How many lines in the records below contain the word "ακόμα"? Answer with the number alone.

● ● ● ● ● ● ●

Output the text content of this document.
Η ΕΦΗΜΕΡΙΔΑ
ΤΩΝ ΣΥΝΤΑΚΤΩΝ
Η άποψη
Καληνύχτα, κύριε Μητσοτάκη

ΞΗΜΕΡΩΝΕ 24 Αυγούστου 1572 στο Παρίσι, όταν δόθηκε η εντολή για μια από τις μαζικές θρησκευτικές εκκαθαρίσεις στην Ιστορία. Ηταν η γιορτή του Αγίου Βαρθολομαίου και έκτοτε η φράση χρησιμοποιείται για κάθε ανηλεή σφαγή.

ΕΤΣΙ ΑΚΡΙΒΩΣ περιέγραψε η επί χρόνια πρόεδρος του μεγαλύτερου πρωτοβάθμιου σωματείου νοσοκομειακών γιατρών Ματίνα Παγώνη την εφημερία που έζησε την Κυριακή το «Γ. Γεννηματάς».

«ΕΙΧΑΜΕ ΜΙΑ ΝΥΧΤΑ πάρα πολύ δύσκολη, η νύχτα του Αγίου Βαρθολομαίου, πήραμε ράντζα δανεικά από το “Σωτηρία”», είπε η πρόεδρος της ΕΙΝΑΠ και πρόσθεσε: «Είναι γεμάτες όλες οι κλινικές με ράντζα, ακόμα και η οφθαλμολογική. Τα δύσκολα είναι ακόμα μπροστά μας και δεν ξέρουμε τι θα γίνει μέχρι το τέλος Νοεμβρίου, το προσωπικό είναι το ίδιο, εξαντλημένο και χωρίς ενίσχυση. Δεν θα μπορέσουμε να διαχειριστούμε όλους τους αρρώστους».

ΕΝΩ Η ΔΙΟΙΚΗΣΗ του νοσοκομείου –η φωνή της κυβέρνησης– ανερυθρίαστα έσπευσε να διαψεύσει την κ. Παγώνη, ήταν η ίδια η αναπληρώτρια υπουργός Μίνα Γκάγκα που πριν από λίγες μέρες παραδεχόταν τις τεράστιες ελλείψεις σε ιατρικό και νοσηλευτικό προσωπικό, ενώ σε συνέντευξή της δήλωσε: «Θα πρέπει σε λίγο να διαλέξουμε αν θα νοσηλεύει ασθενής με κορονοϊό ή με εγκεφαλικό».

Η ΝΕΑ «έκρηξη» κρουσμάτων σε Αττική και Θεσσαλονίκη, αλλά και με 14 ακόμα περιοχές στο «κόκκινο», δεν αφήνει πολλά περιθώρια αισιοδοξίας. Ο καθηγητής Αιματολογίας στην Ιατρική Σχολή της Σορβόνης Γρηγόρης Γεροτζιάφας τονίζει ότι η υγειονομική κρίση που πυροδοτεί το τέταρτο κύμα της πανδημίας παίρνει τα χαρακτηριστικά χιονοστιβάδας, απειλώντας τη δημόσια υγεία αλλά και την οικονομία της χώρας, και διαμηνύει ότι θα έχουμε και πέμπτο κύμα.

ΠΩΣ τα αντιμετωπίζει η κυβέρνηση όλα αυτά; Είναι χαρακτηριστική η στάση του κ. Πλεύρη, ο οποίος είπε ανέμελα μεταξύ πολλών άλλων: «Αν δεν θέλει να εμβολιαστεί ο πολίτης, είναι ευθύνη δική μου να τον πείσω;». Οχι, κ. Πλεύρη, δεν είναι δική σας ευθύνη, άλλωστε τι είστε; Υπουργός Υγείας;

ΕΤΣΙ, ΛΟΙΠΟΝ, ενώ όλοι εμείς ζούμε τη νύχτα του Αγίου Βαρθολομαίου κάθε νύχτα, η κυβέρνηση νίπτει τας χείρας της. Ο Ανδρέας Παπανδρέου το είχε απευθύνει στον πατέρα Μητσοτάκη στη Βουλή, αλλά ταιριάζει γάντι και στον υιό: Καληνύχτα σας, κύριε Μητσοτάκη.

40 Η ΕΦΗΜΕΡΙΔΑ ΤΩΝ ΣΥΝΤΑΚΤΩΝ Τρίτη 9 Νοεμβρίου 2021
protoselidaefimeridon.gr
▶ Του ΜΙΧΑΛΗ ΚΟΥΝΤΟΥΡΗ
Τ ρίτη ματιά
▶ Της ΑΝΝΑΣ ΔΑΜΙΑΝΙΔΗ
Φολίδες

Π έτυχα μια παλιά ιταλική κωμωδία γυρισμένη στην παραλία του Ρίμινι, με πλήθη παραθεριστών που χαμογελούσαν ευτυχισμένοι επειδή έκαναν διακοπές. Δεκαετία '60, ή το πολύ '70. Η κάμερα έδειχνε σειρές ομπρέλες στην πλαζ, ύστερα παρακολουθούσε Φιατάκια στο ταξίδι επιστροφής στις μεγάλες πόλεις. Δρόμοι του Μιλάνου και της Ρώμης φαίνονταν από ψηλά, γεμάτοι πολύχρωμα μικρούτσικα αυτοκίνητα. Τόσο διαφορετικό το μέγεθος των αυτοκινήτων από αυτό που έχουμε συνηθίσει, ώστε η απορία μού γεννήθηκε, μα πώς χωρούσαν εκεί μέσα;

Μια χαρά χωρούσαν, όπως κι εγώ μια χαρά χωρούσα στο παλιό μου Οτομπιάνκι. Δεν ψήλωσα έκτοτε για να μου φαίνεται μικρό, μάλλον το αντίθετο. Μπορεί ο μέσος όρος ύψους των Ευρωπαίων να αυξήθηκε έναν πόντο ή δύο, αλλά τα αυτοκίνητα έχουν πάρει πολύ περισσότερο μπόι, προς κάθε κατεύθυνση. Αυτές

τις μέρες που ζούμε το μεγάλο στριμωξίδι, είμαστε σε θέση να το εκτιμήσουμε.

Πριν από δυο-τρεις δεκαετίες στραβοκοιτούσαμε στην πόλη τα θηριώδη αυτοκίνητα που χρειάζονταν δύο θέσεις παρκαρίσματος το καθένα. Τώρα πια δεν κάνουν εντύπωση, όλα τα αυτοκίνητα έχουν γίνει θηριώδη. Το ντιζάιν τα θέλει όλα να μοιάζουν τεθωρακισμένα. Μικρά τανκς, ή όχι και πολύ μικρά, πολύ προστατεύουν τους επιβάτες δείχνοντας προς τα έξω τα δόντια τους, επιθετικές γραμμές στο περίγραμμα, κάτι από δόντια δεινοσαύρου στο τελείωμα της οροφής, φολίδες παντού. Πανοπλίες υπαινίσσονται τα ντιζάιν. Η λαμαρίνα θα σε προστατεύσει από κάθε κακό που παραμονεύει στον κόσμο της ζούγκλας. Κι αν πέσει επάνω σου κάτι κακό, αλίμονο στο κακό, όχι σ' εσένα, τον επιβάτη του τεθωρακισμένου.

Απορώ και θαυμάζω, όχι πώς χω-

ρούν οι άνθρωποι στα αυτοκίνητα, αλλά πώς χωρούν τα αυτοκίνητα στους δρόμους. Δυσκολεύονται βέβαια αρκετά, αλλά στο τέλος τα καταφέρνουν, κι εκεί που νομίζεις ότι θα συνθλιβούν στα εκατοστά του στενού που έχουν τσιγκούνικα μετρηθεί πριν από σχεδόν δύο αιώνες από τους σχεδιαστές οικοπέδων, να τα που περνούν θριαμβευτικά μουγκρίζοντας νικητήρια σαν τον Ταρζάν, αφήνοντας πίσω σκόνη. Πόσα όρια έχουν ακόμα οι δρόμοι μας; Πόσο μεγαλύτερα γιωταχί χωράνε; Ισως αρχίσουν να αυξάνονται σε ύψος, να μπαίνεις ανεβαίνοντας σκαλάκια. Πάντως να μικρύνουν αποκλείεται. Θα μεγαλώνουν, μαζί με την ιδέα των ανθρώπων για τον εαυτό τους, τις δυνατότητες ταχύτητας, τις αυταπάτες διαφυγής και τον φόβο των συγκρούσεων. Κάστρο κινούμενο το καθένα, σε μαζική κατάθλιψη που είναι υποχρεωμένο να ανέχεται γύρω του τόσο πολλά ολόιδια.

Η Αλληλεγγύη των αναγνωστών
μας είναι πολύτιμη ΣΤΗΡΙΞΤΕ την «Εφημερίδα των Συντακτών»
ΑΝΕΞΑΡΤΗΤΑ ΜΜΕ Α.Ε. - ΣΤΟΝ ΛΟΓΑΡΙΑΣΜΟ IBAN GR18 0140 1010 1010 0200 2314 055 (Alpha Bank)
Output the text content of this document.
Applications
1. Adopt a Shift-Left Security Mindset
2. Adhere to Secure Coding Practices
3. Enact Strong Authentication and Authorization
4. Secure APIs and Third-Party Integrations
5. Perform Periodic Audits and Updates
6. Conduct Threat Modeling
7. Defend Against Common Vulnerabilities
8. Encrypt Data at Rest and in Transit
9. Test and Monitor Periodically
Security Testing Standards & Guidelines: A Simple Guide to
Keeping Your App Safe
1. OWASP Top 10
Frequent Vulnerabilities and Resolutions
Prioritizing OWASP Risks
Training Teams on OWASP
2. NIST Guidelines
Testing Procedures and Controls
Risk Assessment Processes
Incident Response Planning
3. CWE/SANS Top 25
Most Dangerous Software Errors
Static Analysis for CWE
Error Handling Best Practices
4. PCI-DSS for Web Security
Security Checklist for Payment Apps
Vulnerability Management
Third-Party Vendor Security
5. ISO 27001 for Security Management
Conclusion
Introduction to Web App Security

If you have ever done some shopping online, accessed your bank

● ● ● ● ● ● ●

_Written solution_
3